Your goal >> Every entry that follows needs to be repeated exactly.

Part of a data file
++++
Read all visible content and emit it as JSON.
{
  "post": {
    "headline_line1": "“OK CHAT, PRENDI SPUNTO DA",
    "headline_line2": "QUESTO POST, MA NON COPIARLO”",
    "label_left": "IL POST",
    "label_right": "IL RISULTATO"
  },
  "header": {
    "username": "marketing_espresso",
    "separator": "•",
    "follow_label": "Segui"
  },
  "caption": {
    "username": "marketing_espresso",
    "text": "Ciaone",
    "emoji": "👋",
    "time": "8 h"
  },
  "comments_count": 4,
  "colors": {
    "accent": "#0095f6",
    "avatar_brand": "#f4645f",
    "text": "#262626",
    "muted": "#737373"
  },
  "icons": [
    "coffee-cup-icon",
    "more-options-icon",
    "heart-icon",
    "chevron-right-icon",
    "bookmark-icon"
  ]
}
++++
Answer for this exercise >>
Read all visible content and emit it as JSON.
{
  "post": {
    "headline_line1": "“OK CHAT, PRENDI SPUNTO DA",
    "headline_line2": "QUESTO POST, MA NON COPIARLO”",
    "label_left": "IL POST",
    "label_right": "IL RISULTATO"
  },
  "header": {
    "username": "marketing_espresso",
    "separator": "•",
    "follow_label": "Segui"
  },
  "caption": {
    "username": "marketing_espresso",
    "text": "Ciaone",
    "emoji": "👋",
    "time": "8 h"
  },
  "comments_count": 4,
  "colors": {
    "accent": "#0095f6",
    "avatar_brand": "#f4645f",
    "text": "#262626",
    "muted": "#737373"
  },
  "icons": [
    "coffee-cup-icon",
    "more-options-icon",
    "heart-icon",
    "chevron-right-icon",
    "bookmark-icon"
  ]
}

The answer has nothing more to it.